Supplied data:
»»

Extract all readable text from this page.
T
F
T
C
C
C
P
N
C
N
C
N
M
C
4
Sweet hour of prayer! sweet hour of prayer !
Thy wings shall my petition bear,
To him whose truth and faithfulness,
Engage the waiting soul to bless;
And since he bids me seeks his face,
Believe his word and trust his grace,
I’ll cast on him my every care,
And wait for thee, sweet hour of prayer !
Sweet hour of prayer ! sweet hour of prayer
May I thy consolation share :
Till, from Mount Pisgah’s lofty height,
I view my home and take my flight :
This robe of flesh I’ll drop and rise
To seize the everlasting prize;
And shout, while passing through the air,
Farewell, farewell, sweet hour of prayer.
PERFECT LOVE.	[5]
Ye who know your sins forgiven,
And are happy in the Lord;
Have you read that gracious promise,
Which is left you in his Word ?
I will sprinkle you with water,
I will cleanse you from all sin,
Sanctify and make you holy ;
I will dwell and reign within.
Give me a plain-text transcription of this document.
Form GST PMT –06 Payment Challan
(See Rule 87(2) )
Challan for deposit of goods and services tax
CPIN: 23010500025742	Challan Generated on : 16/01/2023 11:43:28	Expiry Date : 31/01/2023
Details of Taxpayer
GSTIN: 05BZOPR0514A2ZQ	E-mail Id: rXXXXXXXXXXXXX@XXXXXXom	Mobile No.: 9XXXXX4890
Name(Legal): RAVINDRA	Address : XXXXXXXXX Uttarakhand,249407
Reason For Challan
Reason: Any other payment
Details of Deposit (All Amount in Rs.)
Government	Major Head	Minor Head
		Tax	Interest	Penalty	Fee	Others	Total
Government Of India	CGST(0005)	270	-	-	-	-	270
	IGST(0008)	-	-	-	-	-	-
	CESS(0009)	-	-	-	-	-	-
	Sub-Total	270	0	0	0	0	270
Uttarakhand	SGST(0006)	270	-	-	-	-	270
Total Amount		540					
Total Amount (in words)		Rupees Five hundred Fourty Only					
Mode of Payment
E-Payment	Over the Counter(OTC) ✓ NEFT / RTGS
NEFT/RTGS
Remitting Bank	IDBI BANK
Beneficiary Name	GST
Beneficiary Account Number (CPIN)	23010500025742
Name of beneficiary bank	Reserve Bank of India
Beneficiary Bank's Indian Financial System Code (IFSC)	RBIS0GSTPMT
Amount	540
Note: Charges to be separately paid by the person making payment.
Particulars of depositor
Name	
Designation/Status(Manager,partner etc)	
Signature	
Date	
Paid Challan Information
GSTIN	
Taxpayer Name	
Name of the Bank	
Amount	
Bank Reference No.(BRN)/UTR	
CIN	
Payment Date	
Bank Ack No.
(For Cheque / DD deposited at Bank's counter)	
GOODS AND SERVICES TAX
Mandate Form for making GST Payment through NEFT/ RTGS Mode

««

Given task:
Copy each line above that contains the word "text".

Solution for this problem:
Extract all readable text from this page.
Give me a plain-text transcription of this document.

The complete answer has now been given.